■ Required work ■
Tally the lines that contain the string "representó" and give the number by itself.

* Begin Excerpted data *

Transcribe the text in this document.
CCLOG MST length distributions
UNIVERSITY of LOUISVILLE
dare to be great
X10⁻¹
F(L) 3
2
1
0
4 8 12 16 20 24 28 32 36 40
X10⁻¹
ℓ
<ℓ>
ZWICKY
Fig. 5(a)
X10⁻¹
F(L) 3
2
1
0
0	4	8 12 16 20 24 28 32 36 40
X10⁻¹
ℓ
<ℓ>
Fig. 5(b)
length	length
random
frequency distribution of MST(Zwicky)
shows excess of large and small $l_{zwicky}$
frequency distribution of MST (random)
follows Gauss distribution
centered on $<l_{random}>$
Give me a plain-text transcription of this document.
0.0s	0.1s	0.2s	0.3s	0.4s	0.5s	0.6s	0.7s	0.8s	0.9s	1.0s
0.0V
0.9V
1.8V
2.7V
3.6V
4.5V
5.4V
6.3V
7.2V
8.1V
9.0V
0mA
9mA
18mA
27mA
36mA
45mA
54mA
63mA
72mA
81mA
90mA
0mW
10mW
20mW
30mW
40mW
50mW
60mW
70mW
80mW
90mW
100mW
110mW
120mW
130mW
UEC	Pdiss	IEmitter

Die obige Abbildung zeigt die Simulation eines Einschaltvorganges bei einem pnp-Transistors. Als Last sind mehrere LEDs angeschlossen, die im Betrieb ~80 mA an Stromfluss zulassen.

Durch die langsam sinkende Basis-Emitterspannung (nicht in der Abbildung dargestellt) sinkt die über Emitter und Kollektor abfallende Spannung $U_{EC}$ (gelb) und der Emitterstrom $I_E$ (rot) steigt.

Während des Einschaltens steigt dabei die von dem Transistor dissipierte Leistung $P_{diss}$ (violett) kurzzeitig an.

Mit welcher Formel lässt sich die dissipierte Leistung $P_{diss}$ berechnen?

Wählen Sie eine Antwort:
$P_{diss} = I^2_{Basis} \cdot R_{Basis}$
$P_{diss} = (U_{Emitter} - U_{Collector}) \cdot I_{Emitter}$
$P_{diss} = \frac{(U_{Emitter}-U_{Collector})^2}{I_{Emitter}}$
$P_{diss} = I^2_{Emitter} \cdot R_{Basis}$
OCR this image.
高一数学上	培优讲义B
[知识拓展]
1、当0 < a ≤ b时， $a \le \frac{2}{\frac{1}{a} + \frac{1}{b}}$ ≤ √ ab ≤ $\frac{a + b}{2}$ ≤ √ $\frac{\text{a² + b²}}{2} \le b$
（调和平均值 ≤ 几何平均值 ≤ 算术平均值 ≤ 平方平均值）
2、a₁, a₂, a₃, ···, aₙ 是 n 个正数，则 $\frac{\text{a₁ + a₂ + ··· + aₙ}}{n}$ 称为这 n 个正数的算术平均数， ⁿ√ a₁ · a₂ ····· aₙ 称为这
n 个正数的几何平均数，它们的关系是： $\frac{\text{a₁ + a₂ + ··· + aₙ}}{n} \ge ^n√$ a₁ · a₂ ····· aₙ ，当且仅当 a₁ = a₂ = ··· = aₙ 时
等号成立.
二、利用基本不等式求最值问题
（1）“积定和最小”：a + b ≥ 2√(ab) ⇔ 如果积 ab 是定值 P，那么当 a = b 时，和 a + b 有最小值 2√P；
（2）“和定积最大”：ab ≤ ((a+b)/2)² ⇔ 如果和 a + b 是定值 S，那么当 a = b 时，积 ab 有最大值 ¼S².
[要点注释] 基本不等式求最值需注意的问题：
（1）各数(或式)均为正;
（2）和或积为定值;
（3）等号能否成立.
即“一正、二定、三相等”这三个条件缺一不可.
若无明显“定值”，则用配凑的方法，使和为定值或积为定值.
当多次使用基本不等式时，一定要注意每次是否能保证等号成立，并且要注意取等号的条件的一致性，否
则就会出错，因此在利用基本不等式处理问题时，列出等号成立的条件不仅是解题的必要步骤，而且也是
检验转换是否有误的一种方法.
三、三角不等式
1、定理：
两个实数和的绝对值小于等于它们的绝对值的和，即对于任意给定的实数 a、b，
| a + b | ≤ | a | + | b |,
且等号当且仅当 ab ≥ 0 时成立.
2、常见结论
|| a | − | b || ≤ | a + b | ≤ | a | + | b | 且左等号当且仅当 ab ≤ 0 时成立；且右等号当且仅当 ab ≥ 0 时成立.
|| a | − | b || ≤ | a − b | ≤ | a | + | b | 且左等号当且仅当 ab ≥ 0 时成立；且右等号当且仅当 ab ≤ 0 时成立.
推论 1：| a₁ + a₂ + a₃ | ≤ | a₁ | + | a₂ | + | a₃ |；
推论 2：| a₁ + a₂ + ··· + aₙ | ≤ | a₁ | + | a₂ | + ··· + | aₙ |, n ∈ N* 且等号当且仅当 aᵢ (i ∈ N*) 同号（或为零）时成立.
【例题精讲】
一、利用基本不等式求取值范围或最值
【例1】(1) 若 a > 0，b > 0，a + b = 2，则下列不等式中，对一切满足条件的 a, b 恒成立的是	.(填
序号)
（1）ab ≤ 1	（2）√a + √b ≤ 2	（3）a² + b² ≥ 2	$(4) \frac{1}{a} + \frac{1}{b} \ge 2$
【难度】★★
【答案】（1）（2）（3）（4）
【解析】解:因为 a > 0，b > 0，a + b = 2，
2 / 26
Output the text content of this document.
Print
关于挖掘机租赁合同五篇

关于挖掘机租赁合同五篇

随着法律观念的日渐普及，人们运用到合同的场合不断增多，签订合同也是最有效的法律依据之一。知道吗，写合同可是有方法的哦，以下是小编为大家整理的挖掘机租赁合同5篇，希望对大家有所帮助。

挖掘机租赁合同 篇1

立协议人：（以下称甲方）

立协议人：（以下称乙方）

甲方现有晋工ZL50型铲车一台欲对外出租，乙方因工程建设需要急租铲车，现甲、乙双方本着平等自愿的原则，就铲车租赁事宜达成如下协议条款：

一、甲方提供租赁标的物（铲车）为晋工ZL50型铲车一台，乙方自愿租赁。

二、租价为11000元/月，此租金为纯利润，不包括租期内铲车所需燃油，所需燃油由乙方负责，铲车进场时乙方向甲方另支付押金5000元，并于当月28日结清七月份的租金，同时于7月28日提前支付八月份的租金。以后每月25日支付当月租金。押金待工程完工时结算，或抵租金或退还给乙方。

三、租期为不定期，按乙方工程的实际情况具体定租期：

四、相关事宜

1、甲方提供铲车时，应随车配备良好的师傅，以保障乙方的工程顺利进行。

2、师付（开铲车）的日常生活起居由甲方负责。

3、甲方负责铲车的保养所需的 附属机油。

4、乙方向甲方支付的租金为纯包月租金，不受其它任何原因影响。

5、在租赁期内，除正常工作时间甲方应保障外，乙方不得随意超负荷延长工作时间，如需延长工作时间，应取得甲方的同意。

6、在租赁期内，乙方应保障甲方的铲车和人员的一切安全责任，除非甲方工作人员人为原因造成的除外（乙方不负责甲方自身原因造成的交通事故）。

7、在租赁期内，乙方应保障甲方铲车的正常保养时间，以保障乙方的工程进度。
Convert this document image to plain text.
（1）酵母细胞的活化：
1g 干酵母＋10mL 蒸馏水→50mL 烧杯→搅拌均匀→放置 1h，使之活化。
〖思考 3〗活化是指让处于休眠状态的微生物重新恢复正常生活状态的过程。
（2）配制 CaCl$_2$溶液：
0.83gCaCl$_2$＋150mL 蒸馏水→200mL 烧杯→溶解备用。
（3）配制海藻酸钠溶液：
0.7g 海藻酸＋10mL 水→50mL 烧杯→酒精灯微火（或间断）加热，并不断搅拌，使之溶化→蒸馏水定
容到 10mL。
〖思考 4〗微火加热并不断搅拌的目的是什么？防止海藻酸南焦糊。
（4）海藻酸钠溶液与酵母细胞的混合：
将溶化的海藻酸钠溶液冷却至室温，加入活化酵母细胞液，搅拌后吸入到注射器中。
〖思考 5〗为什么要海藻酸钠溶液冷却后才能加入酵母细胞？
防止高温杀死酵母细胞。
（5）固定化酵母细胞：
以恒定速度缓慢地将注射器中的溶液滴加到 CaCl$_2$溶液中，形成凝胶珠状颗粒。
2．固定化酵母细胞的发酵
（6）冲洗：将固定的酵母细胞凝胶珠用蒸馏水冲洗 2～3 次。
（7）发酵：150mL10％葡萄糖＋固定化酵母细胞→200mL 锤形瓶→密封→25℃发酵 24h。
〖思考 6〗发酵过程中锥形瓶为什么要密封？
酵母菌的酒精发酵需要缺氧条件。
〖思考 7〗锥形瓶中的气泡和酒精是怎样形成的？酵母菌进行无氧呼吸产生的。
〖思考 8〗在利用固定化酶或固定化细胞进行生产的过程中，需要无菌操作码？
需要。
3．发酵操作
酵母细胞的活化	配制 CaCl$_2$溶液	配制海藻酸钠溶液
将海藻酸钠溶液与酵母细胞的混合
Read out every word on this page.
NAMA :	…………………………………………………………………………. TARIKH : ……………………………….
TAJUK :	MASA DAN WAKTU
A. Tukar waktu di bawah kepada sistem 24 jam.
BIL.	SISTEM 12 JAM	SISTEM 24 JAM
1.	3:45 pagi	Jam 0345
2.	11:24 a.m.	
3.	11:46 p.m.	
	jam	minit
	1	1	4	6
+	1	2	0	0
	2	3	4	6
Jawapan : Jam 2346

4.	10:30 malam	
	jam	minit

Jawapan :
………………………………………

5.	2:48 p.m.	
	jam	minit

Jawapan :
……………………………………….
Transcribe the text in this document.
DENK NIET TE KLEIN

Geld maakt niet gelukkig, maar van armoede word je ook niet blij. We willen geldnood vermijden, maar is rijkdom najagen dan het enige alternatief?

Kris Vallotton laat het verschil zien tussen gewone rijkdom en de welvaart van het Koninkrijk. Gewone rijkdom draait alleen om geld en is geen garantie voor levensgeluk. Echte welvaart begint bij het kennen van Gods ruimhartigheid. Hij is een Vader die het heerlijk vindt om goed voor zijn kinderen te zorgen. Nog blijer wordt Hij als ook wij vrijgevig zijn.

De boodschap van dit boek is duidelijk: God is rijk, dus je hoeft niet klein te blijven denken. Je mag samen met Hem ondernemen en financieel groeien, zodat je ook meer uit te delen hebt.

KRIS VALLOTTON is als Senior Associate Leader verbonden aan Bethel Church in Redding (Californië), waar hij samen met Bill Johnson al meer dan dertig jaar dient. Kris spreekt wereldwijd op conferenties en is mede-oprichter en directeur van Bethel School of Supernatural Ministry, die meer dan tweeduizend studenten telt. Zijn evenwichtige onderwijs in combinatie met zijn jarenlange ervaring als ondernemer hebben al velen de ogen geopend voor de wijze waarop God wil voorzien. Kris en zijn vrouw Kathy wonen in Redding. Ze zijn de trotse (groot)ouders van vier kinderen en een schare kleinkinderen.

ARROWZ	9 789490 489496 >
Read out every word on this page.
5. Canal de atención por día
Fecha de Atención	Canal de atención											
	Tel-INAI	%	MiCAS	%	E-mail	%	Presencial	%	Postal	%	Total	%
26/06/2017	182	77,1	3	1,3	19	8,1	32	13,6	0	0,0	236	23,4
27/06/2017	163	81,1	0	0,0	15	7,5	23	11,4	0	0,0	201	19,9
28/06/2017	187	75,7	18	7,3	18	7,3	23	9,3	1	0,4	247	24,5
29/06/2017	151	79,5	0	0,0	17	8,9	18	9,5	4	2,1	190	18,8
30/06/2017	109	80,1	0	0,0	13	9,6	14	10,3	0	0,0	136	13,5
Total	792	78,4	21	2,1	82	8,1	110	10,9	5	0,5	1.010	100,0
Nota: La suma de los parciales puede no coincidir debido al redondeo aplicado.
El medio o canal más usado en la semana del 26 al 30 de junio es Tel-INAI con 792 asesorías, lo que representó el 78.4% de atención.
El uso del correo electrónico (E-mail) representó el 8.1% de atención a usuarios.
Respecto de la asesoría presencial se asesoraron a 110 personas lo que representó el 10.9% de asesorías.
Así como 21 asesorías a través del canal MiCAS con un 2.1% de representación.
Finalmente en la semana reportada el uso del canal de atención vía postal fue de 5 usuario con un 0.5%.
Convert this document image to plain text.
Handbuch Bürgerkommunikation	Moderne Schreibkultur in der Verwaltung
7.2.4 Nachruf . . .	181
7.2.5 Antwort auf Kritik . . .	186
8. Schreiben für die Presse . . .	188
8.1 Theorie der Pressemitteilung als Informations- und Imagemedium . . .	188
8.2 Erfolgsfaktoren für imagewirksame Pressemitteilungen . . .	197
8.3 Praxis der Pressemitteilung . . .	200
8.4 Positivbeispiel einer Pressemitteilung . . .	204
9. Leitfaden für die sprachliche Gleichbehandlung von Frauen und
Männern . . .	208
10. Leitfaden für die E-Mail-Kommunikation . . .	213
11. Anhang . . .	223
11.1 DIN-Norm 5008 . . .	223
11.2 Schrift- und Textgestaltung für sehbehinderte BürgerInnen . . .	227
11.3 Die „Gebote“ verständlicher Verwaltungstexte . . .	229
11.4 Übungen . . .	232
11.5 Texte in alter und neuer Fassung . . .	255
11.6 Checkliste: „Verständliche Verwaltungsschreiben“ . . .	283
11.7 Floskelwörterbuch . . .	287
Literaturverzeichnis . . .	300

* End Excerpted data *

■ Response ■
3